Exercise task. Find all lines in the listing that include the word "from", then copy them.

Data shown.
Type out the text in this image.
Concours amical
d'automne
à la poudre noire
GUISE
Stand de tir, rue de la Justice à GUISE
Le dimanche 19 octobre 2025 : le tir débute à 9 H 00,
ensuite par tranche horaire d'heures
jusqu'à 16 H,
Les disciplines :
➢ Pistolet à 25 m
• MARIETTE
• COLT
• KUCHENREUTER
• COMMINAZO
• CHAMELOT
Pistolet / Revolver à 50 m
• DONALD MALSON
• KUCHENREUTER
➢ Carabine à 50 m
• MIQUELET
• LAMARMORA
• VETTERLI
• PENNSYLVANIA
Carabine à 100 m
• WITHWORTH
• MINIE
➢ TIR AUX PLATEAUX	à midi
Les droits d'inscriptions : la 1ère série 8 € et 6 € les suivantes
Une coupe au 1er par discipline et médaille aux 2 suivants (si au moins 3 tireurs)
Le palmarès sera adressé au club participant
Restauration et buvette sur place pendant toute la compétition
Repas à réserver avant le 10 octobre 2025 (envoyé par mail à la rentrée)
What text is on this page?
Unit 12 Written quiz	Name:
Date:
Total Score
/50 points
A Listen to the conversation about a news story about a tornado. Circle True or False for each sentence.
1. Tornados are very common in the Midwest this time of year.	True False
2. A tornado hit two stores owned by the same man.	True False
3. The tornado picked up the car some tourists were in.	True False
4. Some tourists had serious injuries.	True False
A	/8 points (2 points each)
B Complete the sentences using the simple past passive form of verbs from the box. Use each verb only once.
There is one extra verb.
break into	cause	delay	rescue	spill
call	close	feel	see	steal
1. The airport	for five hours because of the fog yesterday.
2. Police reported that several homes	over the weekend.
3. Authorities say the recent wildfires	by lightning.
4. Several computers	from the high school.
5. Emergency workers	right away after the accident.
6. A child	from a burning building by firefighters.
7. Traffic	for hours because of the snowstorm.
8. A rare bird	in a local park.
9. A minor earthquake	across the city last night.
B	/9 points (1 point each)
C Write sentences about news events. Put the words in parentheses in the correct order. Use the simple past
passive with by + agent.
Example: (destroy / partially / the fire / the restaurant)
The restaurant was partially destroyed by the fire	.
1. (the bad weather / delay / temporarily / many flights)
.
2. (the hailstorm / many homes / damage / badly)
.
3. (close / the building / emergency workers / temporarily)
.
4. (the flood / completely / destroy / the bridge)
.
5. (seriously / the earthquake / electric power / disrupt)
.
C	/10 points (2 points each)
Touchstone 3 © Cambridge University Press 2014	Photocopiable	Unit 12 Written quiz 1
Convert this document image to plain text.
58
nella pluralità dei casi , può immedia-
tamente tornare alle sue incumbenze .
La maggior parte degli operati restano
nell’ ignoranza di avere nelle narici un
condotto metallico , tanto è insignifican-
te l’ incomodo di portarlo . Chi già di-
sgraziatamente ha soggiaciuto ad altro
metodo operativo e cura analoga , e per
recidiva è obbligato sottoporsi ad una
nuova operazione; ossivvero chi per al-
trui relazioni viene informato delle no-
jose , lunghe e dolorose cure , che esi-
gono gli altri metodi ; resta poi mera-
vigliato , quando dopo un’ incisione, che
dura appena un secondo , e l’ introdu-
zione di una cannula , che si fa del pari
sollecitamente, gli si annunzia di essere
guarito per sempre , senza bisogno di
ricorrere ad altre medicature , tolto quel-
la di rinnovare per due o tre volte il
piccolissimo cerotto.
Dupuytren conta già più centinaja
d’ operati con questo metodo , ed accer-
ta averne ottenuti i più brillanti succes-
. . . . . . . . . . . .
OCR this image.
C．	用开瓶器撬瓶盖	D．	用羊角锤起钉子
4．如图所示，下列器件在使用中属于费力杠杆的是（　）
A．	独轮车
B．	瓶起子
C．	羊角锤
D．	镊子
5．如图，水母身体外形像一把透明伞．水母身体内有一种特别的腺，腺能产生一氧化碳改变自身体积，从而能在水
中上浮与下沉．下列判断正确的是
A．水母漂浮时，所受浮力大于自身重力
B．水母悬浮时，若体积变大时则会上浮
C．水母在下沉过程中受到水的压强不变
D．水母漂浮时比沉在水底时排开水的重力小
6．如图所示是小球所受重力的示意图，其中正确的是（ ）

Final result.
B Complete the sentences using the simple past passive form of verbs from the box. Use each verb only once.
4. Several computers	from the high school.
6. A child	from a burning building by firefighters.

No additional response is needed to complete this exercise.